● **To be done**: What is the count of lines that hold the word "history"? Give only the number.

● **Recorded data**:
=-=-=

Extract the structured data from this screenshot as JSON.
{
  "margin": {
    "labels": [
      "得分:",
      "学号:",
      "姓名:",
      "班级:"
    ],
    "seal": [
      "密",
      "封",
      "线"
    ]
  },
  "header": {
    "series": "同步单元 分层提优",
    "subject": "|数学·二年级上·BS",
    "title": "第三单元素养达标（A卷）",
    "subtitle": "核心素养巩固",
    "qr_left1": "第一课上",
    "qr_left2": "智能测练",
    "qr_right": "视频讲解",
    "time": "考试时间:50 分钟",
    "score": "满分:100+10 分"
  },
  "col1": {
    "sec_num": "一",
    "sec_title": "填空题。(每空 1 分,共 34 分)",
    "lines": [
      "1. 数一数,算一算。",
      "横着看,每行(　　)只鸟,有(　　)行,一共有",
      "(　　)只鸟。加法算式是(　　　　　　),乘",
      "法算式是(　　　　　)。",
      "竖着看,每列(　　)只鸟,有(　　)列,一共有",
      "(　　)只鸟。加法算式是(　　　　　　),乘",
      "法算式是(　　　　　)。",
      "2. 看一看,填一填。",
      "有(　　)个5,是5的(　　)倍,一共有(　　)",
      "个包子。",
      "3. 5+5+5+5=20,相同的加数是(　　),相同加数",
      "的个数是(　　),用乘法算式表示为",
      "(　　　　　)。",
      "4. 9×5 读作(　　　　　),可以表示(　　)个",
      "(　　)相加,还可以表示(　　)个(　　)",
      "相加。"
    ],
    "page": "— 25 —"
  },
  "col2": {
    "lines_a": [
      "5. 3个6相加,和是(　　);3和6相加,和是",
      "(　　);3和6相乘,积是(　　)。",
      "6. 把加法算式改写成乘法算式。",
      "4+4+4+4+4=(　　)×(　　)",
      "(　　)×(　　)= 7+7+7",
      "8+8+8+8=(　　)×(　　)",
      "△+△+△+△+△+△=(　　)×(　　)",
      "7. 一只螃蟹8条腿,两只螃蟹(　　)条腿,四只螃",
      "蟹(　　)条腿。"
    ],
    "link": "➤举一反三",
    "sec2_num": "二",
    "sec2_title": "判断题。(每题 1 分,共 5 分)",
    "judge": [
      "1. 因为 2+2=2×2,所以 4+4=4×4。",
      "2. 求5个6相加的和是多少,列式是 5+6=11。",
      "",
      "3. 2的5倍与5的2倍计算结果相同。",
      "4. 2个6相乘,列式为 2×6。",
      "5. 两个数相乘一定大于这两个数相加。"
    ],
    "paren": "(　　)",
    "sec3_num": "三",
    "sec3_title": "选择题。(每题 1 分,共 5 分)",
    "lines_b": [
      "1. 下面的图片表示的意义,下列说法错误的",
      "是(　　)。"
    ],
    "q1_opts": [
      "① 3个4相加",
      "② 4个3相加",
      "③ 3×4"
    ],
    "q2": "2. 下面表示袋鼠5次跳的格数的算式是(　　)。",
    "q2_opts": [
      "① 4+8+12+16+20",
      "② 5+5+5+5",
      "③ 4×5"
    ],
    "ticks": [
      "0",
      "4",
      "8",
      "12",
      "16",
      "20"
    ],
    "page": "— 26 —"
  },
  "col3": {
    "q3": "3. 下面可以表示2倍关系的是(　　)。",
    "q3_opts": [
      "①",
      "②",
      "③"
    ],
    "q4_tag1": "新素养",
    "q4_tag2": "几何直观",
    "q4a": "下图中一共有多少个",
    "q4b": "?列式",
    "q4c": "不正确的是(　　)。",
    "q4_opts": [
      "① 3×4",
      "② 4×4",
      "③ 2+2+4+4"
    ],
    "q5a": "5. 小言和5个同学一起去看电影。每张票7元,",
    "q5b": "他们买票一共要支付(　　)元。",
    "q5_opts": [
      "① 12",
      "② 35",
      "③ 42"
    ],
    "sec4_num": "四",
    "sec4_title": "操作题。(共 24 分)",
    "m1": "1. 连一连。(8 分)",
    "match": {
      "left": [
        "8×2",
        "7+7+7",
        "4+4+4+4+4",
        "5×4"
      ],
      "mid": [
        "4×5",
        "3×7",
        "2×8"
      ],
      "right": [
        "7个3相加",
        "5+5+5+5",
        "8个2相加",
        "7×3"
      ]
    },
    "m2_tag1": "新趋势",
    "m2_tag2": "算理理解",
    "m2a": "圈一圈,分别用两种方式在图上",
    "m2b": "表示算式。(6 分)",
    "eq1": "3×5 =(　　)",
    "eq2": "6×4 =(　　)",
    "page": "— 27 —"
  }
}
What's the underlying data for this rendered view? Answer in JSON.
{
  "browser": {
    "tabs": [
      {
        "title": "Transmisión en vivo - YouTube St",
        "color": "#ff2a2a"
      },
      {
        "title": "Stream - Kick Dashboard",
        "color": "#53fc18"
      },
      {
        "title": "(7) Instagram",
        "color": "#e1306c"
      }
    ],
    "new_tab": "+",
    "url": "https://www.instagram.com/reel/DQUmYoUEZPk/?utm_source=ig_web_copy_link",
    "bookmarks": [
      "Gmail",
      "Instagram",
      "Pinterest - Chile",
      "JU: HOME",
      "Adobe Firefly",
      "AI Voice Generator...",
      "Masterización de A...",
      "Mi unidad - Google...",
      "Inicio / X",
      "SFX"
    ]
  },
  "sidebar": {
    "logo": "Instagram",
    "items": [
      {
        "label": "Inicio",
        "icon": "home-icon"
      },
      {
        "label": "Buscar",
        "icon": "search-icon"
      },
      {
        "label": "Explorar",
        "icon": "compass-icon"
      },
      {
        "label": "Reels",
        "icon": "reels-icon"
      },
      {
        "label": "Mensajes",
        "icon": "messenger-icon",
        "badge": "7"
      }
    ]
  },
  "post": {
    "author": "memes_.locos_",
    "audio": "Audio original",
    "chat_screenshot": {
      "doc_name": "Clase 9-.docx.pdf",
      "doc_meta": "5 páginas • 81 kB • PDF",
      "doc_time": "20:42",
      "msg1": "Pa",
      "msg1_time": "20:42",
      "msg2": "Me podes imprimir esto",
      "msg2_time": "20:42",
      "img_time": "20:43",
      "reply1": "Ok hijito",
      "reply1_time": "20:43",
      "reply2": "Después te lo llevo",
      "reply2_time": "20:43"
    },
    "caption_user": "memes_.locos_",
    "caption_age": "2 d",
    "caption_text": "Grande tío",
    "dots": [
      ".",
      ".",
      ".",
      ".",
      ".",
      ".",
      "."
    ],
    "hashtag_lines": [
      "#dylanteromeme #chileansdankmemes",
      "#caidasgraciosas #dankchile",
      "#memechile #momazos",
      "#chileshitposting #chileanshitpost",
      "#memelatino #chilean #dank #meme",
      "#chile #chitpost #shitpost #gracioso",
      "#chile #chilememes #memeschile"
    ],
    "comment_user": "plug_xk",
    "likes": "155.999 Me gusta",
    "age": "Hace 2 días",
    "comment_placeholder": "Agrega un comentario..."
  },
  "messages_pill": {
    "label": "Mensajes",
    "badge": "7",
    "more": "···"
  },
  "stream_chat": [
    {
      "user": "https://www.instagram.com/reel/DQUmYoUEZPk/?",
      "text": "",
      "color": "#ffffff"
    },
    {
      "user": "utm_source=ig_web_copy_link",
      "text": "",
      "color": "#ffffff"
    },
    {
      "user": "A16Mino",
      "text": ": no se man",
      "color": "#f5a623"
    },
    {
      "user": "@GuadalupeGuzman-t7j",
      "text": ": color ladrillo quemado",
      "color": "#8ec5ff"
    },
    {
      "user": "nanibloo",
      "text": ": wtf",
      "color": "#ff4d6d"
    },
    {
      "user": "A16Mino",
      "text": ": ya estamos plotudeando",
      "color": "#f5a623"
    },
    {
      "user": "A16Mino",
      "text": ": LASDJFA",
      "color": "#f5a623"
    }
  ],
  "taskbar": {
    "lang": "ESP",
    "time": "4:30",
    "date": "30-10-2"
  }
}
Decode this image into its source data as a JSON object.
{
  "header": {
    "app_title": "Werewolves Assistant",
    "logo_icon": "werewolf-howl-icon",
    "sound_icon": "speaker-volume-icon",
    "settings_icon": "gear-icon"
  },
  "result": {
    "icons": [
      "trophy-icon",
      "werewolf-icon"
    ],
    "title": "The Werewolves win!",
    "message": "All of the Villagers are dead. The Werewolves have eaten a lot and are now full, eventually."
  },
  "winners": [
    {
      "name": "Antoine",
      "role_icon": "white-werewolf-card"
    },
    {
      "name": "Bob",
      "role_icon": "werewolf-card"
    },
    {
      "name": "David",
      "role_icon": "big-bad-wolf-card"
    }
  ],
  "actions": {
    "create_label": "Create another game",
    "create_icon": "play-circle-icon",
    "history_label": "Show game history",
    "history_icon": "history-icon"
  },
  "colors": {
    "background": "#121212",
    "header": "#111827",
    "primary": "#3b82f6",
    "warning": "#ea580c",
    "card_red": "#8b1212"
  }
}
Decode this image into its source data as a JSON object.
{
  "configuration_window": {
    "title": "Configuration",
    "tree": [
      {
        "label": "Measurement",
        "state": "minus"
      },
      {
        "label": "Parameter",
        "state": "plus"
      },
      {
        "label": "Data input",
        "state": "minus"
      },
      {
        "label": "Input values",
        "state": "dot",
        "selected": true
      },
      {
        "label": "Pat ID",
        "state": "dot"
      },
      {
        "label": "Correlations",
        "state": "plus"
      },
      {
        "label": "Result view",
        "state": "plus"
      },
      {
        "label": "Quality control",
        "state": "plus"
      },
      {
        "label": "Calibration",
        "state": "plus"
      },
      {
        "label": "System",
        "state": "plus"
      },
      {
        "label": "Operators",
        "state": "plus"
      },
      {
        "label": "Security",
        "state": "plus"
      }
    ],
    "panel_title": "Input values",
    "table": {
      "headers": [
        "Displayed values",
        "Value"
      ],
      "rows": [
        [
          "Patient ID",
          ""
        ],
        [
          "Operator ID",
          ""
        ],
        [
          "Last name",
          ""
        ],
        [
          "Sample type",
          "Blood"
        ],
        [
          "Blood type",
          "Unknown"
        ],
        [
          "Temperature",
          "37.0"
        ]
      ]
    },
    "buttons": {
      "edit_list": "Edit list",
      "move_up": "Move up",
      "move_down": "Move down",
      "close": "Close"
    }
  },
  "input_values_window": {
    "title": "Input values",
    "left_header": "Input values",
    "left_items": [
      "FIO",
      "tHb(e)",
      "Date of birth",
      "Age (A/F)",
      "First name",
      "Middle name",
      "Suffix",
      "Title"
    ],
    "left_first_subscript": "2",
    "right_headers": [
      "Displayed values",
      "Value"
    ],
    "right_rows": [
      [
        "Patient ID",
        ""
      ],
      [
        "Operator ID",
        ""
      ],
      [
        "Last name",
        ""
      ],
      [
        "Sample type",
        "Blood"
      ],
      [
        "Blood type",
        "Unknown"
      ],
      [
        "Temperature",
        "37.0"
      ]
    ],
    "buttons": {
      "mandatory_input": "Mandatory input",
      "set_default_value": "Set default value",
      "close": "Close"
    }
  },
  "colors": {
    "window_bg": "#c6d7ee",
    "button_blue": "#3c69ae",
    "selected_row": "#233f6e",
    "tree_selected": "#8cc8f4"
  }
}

=-=-=

● **Solution to this exercise**: 2